• WRITTEN INSTRUCTION
Give the listing again in full, exactly as written.

• SUPPLIED INFORMATION
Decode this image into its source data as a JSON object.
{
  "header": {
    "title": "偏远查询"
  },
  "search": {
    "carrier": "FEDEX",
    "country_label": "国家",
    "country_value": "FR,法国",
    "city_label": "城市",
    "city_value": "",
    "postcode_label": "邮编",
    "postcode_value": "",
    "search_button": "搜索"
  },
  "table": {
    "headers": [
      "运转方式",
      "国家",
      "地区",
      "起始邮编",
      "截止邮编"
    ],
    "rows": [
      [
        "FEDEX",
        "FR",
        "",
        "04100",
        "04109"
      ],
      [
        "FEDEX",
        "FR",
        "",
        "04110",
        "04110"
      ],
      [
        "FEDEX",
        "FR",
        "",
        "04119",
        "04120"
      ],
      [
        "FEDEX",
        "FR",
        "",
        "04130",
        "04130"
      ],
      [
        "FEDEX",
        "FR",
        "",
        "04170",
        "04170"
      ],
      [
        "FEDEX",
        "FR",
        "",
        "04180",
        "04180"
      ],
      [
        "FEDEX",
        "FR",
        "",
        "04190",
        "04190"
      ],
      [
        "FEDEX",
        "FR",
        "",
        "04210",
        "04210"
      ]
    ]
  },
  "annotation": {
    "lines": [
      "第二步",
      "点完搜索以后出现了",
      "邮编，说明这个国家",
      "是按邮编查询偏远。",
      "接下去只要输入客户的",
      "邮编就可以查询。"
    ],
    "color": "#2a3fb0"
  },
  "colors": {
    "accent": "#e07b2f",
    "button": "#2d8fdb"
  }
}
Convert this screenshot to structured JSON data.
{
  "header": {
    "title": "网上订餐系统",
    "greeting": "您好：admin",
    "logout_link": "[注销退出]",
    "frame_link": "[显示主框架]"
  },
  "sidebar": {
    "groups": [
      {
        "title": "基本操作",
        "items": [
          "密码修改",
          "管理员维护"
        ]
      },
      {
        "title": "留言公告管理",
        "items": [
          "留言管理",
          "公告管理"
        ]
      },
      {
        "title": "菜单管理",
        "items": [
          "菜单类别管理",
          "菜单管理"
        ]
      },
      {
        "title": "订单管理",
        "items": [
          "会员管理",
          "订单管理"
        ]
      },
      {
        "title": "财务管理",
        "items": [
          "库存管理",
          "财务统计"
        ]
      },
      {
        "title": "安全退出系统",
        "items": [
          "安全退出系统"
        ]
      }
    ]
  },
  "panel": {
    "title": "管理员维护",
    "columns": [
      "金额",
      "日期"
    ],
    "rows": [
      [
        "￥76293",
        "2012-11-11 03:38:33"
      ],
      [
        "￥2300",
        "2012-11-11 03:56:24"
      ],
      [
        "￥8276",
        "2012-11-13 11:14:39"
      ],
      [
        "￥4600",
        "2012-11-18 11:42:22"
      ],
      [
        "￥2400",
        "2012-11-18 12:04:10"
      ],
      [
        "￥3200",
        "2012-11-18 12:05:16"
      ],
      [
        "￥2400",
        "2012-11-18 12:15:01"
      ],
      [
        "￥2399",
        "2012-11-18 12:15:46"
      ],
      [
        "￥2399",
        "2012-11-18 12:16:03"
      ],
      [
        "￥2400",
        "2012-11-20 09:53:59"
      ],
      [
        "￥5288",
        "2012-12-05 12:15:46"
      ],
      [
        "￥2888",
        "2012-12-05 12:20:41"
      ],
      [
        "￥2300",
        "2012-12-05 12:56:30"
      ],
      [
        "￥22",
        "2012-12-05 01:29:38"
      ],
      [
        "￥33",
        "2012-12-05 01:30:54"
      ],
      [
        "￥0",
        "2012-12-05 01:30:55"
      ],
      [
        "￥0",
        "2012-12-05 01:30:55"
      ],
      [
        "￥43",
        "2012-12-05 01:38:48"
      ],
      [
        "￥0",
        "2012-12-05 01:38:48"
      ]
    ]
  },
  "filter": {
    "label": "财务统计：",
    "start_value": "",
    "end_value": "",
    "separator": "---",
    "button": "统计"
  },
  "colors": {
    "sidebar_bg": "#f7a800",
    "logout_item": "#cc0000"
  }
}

• RESPONSE TO THIS TASK
Decode this image into its source data as a JSON object.
{
  "header": {
    "title": "偏远查询"
  },
  "search": {
    "carrier": "FEDEX",
    "country_label": "国家",
    "country_value": "FR,法国",
    "city_label": "城市",
    "city_value": "",
    "postcode_label": "邮编",
    "postcode_value": "",
    "search_button": "搜索"
  },
  "table": {
    "headers": [
      "运转方式",
      "国家",
      "地区",
      "起始邮编",
      "截止邮编"
    ],
    "rows": [
      [
        "FEDEX",
        "FR",
        "",
        "04100",
        "04109"
      ],
      [
        "FEDEX",
        "FR",
        "",
        "04110",
        "04110"
      ],
      [
        "FEDEX",
        "FR",
        "",
        "04119",
        "04120"
      ],
      [
        "FEDEX",
        "FR",
        "",
        "04130",
        "04130"
      ],
      [
        "FEDEX",
        "FR",
        "",
        "04170",
        "04170"
      ],
      [
        "FEDEX",
        "FR",
        "",
        "04180",
        "04180"
      ],
      [
        "FEDEX",
        "FR",
        "",
        "04190",
        "04190"
      ],
      [
        "FEDEX",
        "FR",
        "",
        "04210",
        "04210"
      ]
    ]
  },
  "annotation": {
    "lines": [
      "第二步",
      "点完搜索以后出现了",
      "邮编，说明这个国家",
      "是按邮编查询偏远。",
      "接下去只要输入客户的",
      "邮编就可以查询。"
    ],
    "color": "#2a3fb0"
  },
  "colors": {
    "accent": "#e07b2f",
    "button": "#2d8fdb"
  }
}
Convert this screenshot to structured JSON data.
{
  "header": {
    "title": "网上订餐系统",
    "greeting": "您好：admin",
    "logout_link": "[注销退出]",
    "frame_link": "[显示主框架]"
  },
  "sidebar": {
    "groups": [
      {
        "title": "基本操作",
        "items": [
          "密码修改",
          "管理员维护"
        ]
      },
      {
        "title": "留言公告管理",
        "items": [
          "留言管理",
          "公告管理"
        ]
      },
      {
        "title": "菜单管理",
        "items": [
          "菜单类别管理",
          "菜单管理"
        ]
      },
      {
        "title": "订单管理",
        "items": [
          "会员管理",
          "订单管理"
        ]
      },
      {
        "title": "财务管理",
        "items": [
          "库存管理",
          "财务统计"
        ]
      },
      {
        "title": "安全退出系统",
        "items": [
          "安全退出系统"
        ]
      }
    ]
  },
  "panel": {
    "title": "管理员维护",
    "columns": [
      "金额",
      "日期"
    ],
    "rows": [
      [
        "￥76293",
        "2012-11-11 03:38:33"
      ],
      [
        "￥2300",
        "2012-11-11 03:56:24"
      ],
      [
        "￥8276",
        "2012-11-13 11:14:39"
      ],
      [
        "￥4600",
        "2012-11-18 11:42:22"
      ],
      [
        "￥2400",
        "2012-11-18 12:04:10"
      ],
      [
        "￥3200",
        "2012-11-18 12:05:16"
      ],
      [
        "￥2400",
        "2012-11-18 12:15:01"
      ],
      [
        "￥2399",
        "2012-11-18 12:15:46"
      ],
      [
        "￥2399",
        "2012-11-18 12:16:03"
      ],
      [
        "￥2400",
        "2012-11-20 09:53:59"
      ],
      [
        "￥5288",
        "2012-12-05 12:15:46"
      ],
      [
        "￥2888",
        "2012-12-05 12:20:41"
      ],
      [
        "￥2300",
        "2012-12-05 12:56:30"
      ],
      [
        "￥22",
        "2012-12-05 01:29:38"
      ],
      [
        "￥33",
        "2012-12-05 01:30:54"
      ],
      [
        "￥0",
        "2012-12-05 01:30:55"
      ],
      [
        "￥0",
        "2012-12-05 01:30:55"
      ],
      [
        "￥43",
        "2012-12-05 01:38:48"
      ],
      [
        "￥0",
        "2012-12-05 01:38:48"
      ]
    ]
  },
  "filter": {
    "label": "财务统计：",
    "start_value": "",
    "end_value": "",
    "separator": "---",
    "button": "统计"
  },
  "colors": {
    "sidebar_bg": "#f7a800",
    "logout_item": "#cc0000"
  }
}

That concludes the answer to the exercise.